The entries below are to be repeated exactly, with the pictures left out.
^^^^^^^^
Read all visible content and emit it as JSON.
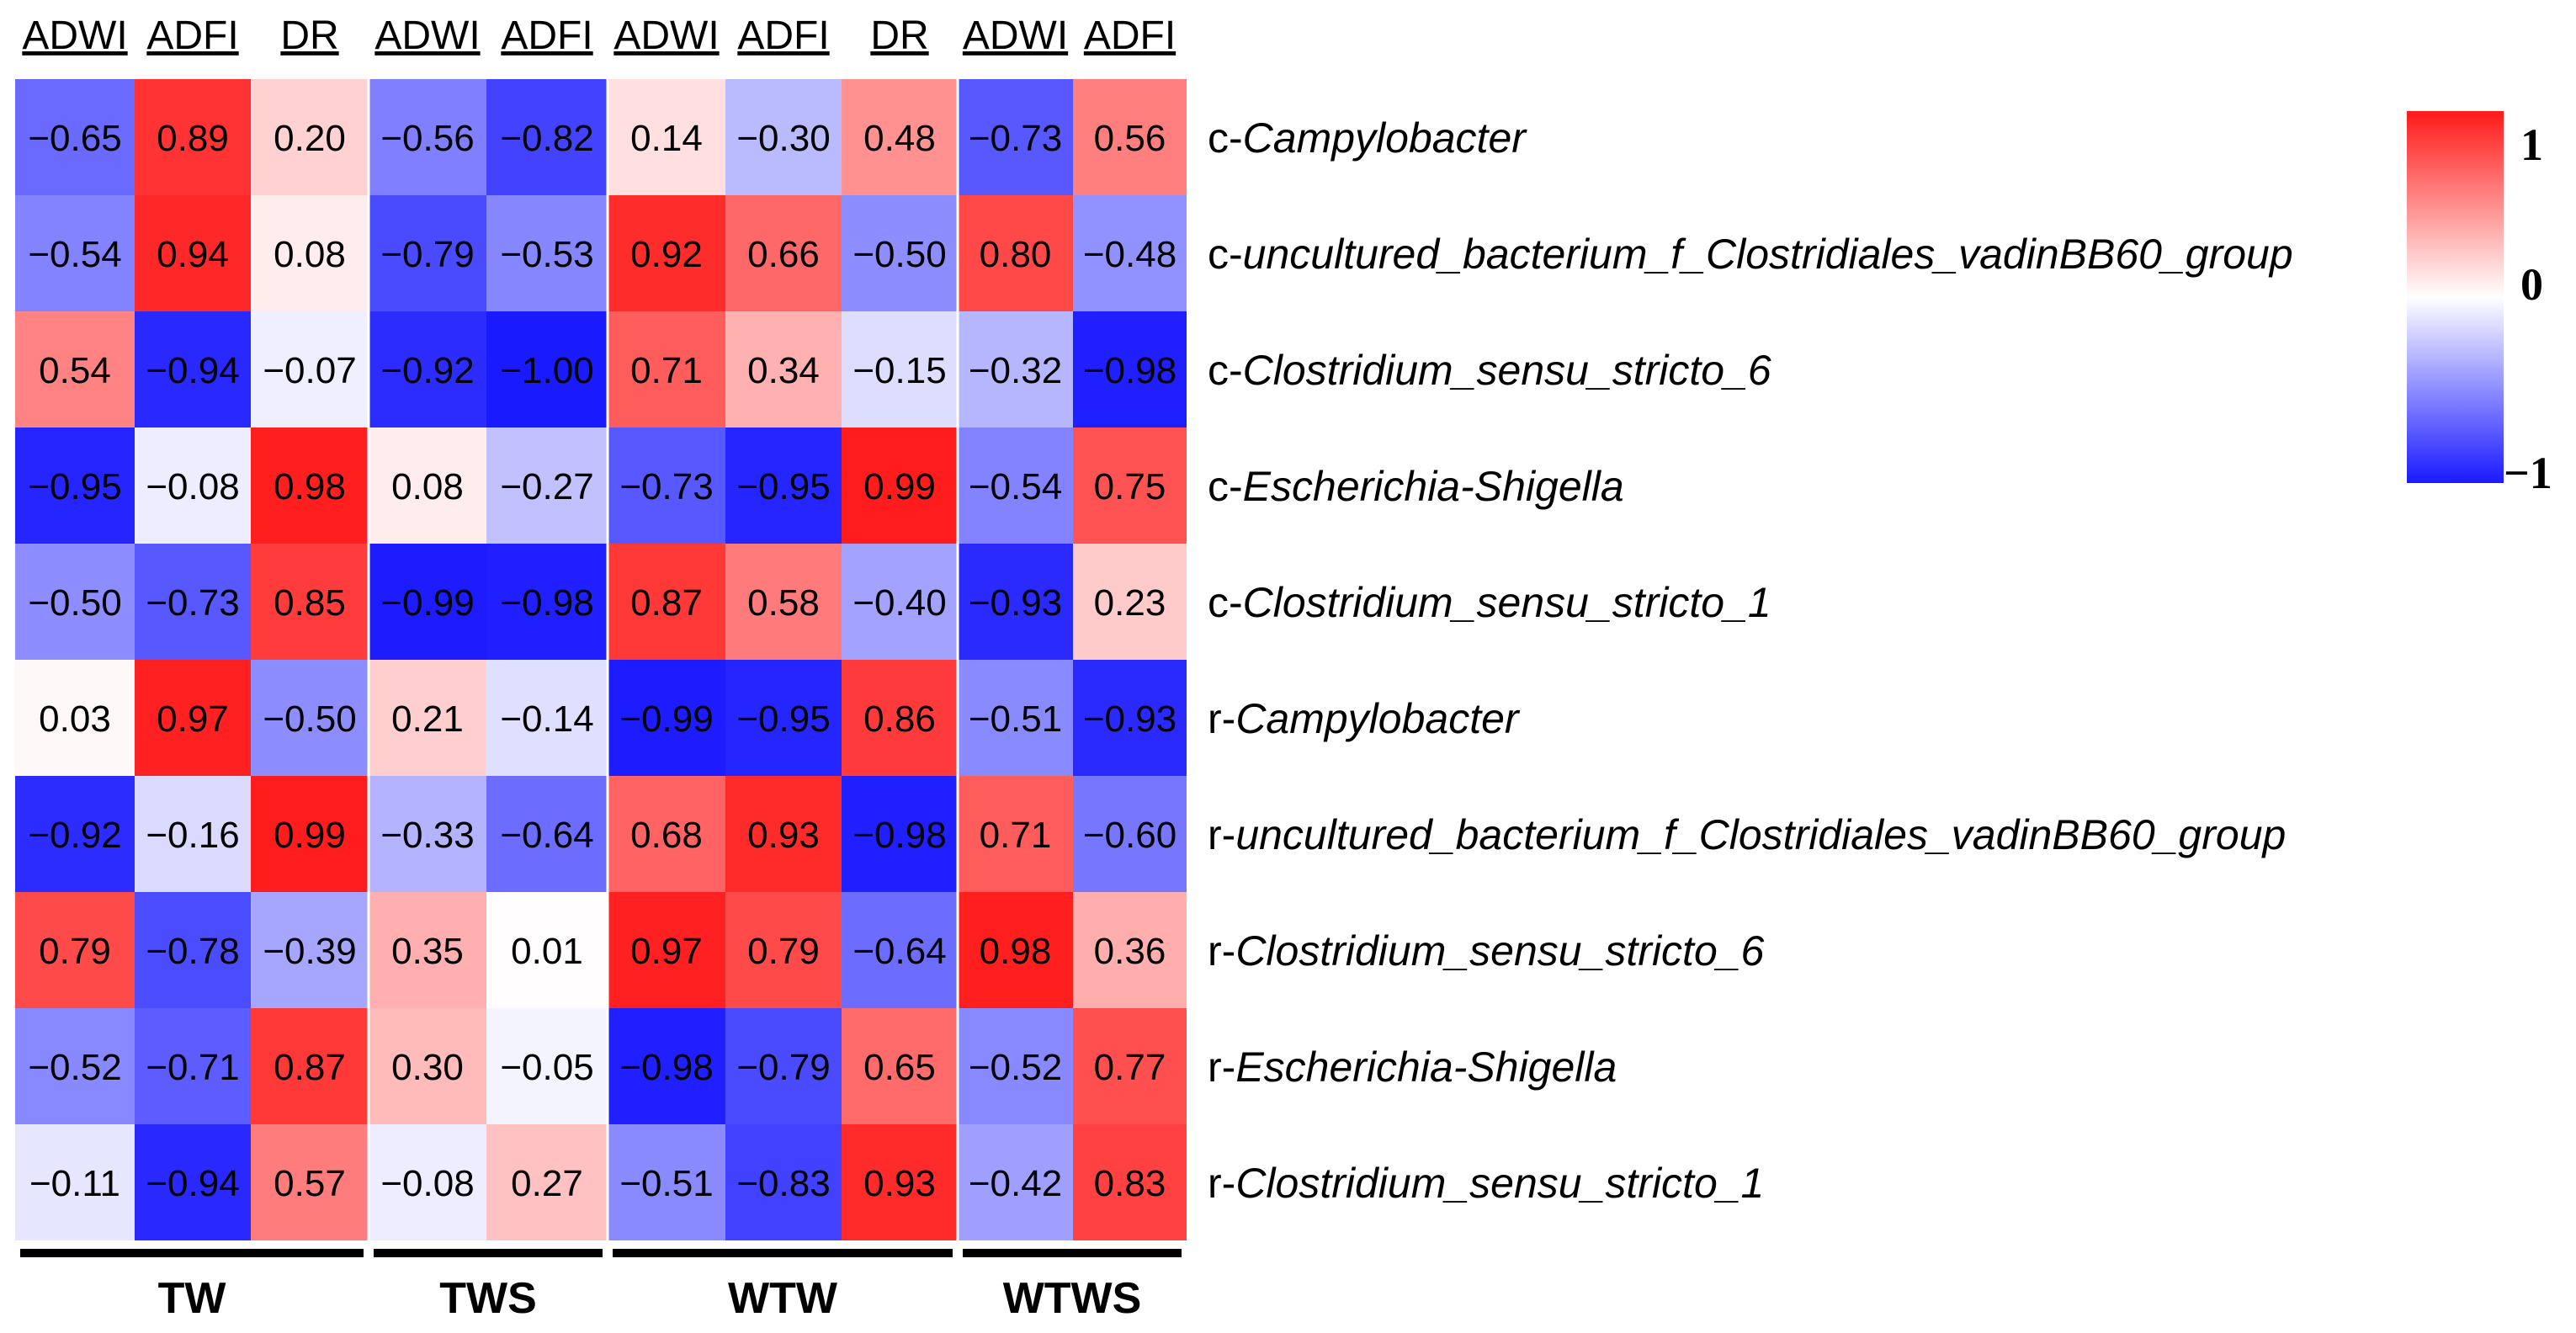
{
  "chart_data": {
    "type": "heatmap",
    "title": "",
    "columns": [
      "ADWI",
      "ADFI",
      "DR",
      "ADWI",
      "ADFI",
      "ADWI",
      "ADFI",
      "DR",
      "ADWI",
      "ADFI"
    ],
    "column_groups": [
      {
        "name": "TW",
        "size": 3
      },
      {
        "name": "TWS",
        "size": 2
      },
      {
        "name": "WTW",
        "size": 3
      },
      {
        "name": "WTWS",
        "size": 2
      }
    ],
    "rows": [
      {
        "prefix": "c-",
        "name": "Campylobacter"
      },
      {
        "prefix": "c-",
        "name": "uncultured_bacterium_f_Clostridiales_vadinBB60_group"
      },
      {
        "prefix": "c-",
        "name": "Clostridium_sensu_stricto_6"
      },
      {
        "prefix": "c-",
        "name": "Escherichia-Shigella"
      },
      {
        "prefix": "c-",
        "name": "Clostridium_sensu_stricto_1"
      },
      {
        "prefix": "r-",
        "name": "Campylobacter"
      },
      {
        "prefix": "r-",
        "name": "uncultured_bacterium_f_Clostridiales_vadinBB60_group"
      },
      {
        "prefix": "r-",
        "name": "Clostridium_sensu_stricto_6"
      },
      {
        "prefix": "r-",
        "name": "Escherichia-Shigella"
      },
      {
        "prefix": "r-",
        "name": "Clostridium_sensu_stricto_1"
      }
    ],
    "values": [
      [
        -0.65,
        0.89,
        0.2,
        -0.56,
        -0.82,
        0.14,
        -0.3,
        0.48,
        -0.73,
        0.56
      ],
      [
        -0.54,
        0.94,
        0.08,
        -0.79,
        -0.53,
        0.92,
        0.66,
        -0.5,
        0.8,
        -0.48
      ],
      [
        0.54,
        -0.94,
        -0.07,
        -0.92,
        -1.0,
        0.71,
        0.34,
        -0.15,
        -0.32,
        -0.98
      ],
      [
        -0.95,
        -0.08,
        0.98,
        0.08,
        -0.27,
        -0.73,
        -0.95,
        0.99,
        -0.54,
        0.75
      ],
      [
        -0.5,
        -0.73,
        0.85,
        -0.99,
        -0.98,
        0.87,
        0.58,
        -0.4,
        -0.93,
        0.23
      ],
      [
        0.03,
        0.97,
        -0.5,
        0.21,
        -0.14,
        -0.99,
        -0.95,
        0.86,
        -0.51,
        -0.93
      ],
      [
        -0.92,
        -0.16,
        0.99,
        -0.33,
        -0.64,
        0.68,
        0.93,
        -0.98,
        0.71,
        -0.6
      ],
      [
        0.79,
        -0.78,
        -0.39,
        0.35,
        0.01,
        0.97,
        0.79,
        -0.64,
        0.98,
        0.36
      ],
      [
        -0.52,
        -0.71,
        0.87,
        0.3,
        -0.05,
        -0.98,
        -0.79,
        0.65,
        -0.52,
        0.77
      ],
      [
        -0.11,
        -0.94,
        0.57,
        -0.08,
        0.27,
        -0.51,
        -0.83,
        0.93,
        -0.42,
        0.83
      ]
    ],
    "display_values": [
      [
        "−0.65",
        "0.89",
        "0.20",
        "−0.56",
        "−0.82",
        "0.14",
        "−0.30",
        "0.48",
        "−0.73",
        "0.56"
      ],
      [
        "−0.54",
        "0.94",
        "0.08",
        "−0.79",
        "−0.53",
        "0.92",
        "0.66",
        "−0.50",
        "0.80",
        "−0.48"
      ],
      [
        "0.54",
        "−0.94",
        "−0.07",
        "−0.92",
        "−1.00",
        "0.71",
        "0.34",
        "−0.15",
        "−0.32",
        "−0.98"
      ],
      [
        "−0.95",
        "−0.08",
        "0.98",
        "0.08",
        "−0.27",
        "−0.73",
        "−0.95",
        "0.99",
        "−0.54",
        "0.75"
      ],
      [
        "−0.50",
        "−0.73",
        "0.85",
        "−0.99",
        "−0.98",
        "0.87",
        "0.58",
        "−0.40",
        "−0.93",
        "0.23"
      ],
      [
        "0.03",
        "0.97",
        "−0.50",
        "0.21",
        "−0.14",
        "−0.99",
        "−0.95",
        "0.86",
        "−0.51",
        "−0.93"
      ],
      [
        "−0.92",
        "−0.16",
        "0.99",
        "−0.33",
        "−0.64",
        "0.68",
        "0.93",
        "−0.98",
        "0.71",
        "−0.60"
      ],
      [
        "0.79",
        "−0.78",
        "−0.39",
        "0.35",
        "0.01",
        "0.97",
        "0.79",
        "−0.64",
        "0.98",
        "0.36"
      ],
      [
        "−0.52",
        "−0.71",
        "0.87",
        "0.30",
        "−0.05",
        "−0.98",
        "−0.79",
        "0.65",
        "−0.52",
        "0.77"
      ],
      [
        "−0.11",
        "−0.94",
        "0.57",
        "−0.08",
        "0.27",
        "−0.51",
        "−0.83",
        "0.93",
        "−0.42",
        "0.83"
      ]
    ],
    "color_scale": {
      "min": -1,
      "mid": 0,
      "max": 1,
      "low_color": "#1a1aff",
      "mid_color": "#ffffff",
      "high_color": "#ff1a1a"
    },
    "legend": {
      "ticks": [
        "1",
        "0",
        "−1"
      ],
      "position": "top-right"
    }
  }
}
^^^^^^^^
* [OUTPUT OF THE EXERCISE]
Read all visible content and emit it as JSON.
{
  "chart_data": {
    "type": "heatmap",
    "title": "",
    "columns": [
      "ADWI",
      "ADFI",
      "DR",
      "ADWI",
      "ADFI",
      "ADWI",
      "ADFI",
      "DR",
      "ADWI",
      "ADFI"
    ],
    "column_groups": [
      {
        "name": "TW",
        "size": 3
      },
      {
        "name": "TWS",
        "size": 2
      },
      {
        "name": "WTW",
        "size": 3
      },
      {
        "name": "WTWS",
        "size": 2
      }
    ],
    "rows": [
      {
        "prefix": "c-",
        "name": "Campylobacter"
      },
      {
        "prefix": "c-",
        "name": "uncultured_bacterium_f_Clostridiales_vadinBB60_group"
      },
      {
        "prefix": "c-",
        "name": "Clostridium_sensu_stricto_6"
      },
      {
        "prefix": "c-",
        "name": "Escherichia-Shigella"
      },
      {
        "prefix": "c-",
        "name": "Clostridium_sensu_stricto_1"
      },
      {
        "prefix": "r-",
        "name": "Campylobacter"
      },
      {
        "prefix": "r-",
        "name": "uncultured_bacterium_f_Clostridiales_vadinBB60_group"
      },
      {
        "prefix": "r-",
        "name": "Clostridium_sensu_stricto_6"
      },
      {
        "prefix": "r-",
        "name": "Escherichia-Shigella"
      },
      {
        "prefix": "r-",
        "name": "Clostridium_sensu_stricto_1"
      }
    ],
    "values": [
      [
        -0.65,
        0.89,
        0.2,
        -0.56,
        -0.82,
        0.14,
        -0.3,
        0.48,
        -0.73,
        0.56
      ],
      [
        -0.54,
        0.94,
        0.08,
        -0.79,
        -0.53,
        0.92,
        0.66,
        -0.5,
        0.8,
        -0.48
      ],
      [
        0.54,
        -0.94,
        -0.07,
        -0.92,
        -1.0,
        0.71,
        0.34,
        -0.15,
        -0.32,
        -0.98
      ],
      [
        -0.95,
        -0.08,
        0.98,
        0.08,
        -0.27,
        -0.73,
        -0.95,
        0.99,
        -0.54,
        0.75
      ],
      [
        -0.5,
        -0.73,
        0.85,
        -0.99,
        -0.98,
        0.87,
        0.58,
        -0.4,
        -0.93,
        0.23
      ],
      [
        0.03,
        0.97,
        -0.5,
        0.21,
        -0.14,
        -0.99,
        -0.95,
        0.86,
        -0.51,
        -0.93
      ],
      [
        -0.92,
        -0.16,
        0.99,
        -0.33,
        -0.64,
        0.68,
        0.93,
        -0.98,
        0.71,
        -0.6
      ],
      [
        0.79,
        -0.78,
        -0.39,
        0.35,
        0.01,
        0.97,
        0.79,
        -0.64,
        0.98,
        0.36
      ],
      [
        -0.52,
        -0.71,
        0.87,
        0.3,
        -0.05,
        -0.98,
        -0.79,
        0.65,
        -0.52,
        0.77
      ],
      [
        -0.11,
        -0.94,
        0.57,
        -0.08,
        0.27,
        -0.51,
        -0.83,
        0.93,
        -0.42,
        0.83
      ]
    ],
    "display_values": [
      [
        "−0.65",
        "0.89",
        "0.20",
        "−0.56",
        "−0.82",
        "0.14",
        "−0.30",
        "0.48",
        "−0.73",
        "0.56"
      ],
      [
        "−0.54",
        "0.94",
        "0.08",
        "−0.79",
        "−0.53",
        "0.92",
        "0.66",
        "−0.50",
        "0.80",
        "−0.48"
      ],
      [
        "0.54",
        "−0.94",
        "−0.07",
        "−0.92",
        "−1.00",
        "0.71",
        "0.34",
        "−0.15",
        "−0.32",
        "−0.98"
      ],
      [
        "−0.95",
        "−0.08",
        "0.98",
        "0.08",
        "−0.27",
        "−0.73",
        "−0.95",
        "0.99",
        "−0.54",
        "0.75"
      ],
      [
        "−0.50",
        "−0.73",
        "0.85",
        "−0.99",
        "−0.98",
        "0.87",
        "0.58",
        "−0.40",
        "−0.93",
        "0.23"
      ],
      [
        "0.03",
        "0.97",
        "−0.50",
        "0.21",
        "−0.14",
        "−0.99",
        "−0.95",
        "0.86",
        "−0.51",
        "−0.93"
      ],
      [
        "−0.92",
        "−0.16",
        "0.99",
        "−0.33",
        "−0.64",
        "0.68",
        "0.93",
        "−0.98",
        "0.71",
        "−0.60"
      ],
      [
        "0.79",
        "−0.78",
        "−0.39",
        "0.35",
        "0.01",
        "0.97",
        "0.79",
        "−0.64",
        "0.98",
        "0.36"
      ],
      [
        "−0.52",
        "−0.71",
        "0.87",
        "0.30",
        "−0.05",
        "−0.98",
        "−0.79",
        "0.65",
        "−0.52",
        "0.77"
      ],
      [
        "−0.11",
        "−0.94",
        "0.57",
        "−0.08",
        "0.27",
        "−0.51",
        "−0.83",
        "0.93",
        "−0.42",
        "0.83"
      ]
    ],
    "color_scale": {
      "min": -1,
      "mid": 0,
      "max": 1,
      "low_color": "#1a1aff",
      "mid_color": "#ffffff",
      "high_color": "#ff1a1a"
    },
    "legend": {
      "ticks": [
        "1",
        "0",
        "−1"
      ],
      "position": "top-right"
    }
  }
}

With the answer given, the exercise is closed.